>> begin TASK INPUTS

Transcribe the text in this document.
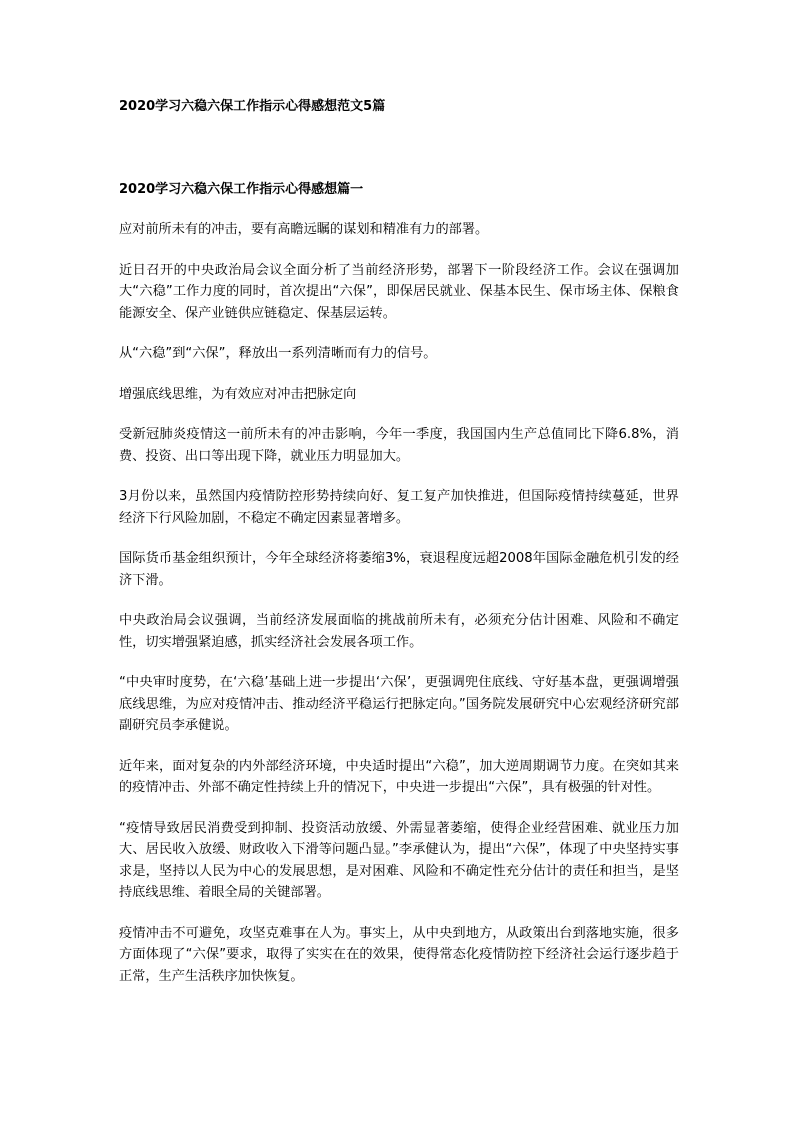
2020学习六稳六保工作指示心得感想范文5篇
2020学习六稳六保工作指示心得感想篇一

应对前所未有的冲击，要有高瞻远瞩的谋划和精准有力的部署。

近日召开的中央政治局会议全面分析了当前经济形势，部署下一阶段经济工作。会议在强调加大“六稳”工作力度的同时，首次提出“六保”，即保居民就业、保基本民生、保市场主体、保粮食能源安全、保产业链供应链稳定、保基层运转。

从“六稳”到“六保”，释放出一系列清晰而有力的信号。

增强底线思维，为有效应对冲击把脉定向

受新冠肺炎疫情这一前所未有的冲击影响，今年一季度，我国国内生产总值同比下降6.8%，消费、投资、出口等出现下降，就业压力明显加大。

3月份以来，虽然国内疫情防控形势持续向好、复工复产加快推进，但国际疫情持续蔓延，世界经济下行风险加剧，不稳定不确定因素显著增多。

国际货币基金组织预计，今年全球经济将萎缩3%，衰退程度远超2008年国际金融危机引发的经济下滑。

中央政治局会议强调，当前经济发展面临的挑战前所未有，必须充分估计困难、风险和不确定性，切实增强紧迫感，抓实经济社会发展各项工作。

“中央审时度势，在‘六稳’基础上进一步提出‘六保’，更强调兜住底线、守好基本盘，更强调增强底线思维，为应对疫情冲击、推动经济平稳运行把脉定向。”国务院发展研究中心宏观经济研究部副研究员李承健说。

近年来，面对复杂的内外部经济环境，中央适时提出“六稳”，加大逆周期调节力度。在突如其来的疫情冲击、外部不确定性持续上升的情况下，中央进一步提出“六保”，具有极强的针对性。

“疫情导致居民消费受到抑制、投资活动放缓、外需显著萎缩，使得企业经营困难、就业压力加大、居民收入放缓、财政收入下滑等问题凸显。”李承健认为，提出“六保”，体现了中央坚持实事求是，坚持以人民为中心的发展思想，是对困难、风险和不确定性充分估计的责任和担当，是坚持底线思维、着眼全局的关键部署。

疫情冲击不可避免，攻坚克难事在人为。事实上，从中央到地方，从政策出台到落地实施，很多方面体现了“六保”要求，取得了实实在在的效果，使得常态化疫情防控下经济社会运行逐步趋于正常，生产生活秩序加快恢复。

>> end TASK INPUTS
>> begin TASK INPUTS

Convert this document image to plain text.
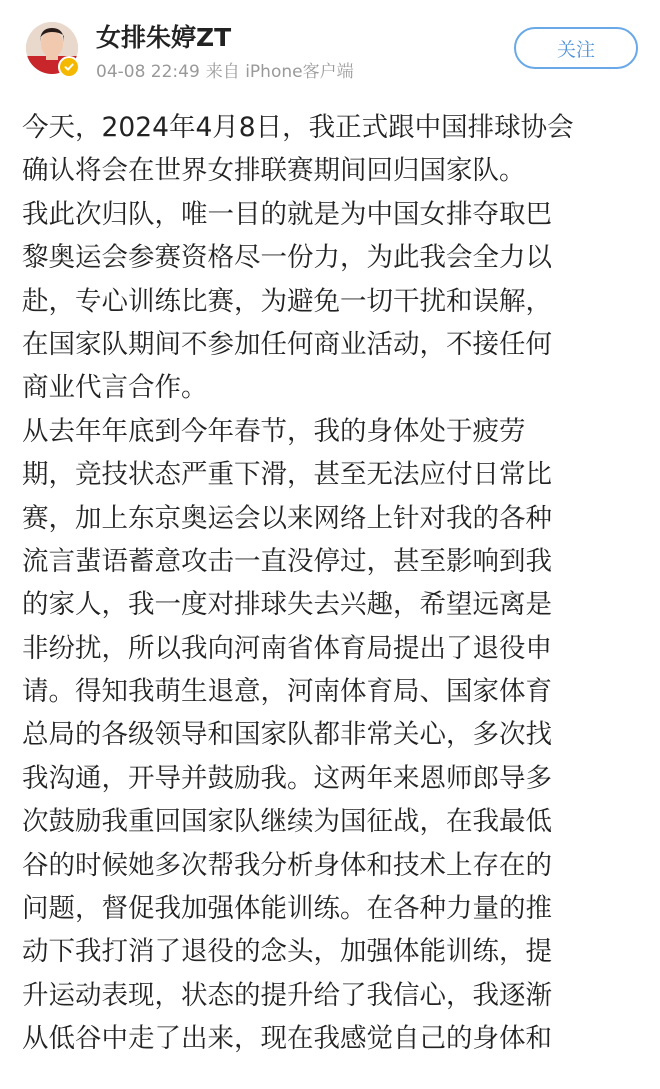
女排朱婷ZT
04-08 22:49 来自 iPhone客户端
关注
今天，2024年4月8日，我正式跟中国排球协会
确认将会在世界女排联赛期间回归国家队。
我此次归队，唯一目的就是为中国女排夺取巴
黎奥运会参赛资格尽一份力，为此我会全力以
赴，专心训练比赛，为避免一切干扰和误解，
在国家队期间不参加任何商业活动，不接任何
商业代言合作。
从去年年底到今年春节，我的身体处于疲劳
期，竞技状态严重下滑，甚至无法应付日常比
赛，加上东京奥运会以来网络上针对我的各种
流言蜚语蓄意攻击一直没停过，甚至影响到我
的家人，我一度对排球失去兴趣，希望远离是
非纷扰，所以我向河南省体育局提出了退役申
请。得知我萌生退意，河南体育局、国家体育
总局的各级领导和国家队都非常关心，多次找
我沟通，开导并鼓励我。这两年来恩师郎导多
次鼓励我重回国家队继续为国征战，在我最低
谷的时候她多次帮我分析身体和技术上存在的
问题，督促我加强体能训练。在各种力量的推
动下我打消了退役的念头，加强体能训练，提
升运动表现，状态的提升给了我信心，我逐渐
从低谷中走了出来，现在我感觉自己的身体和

>> end TASK INPUTS

* [WHAT TO WORK ON] Gather from the data above every line with the string "document".

* [WRITTEN ANSWER]
Transcribe the text in this document.
Convert this document image to plain text.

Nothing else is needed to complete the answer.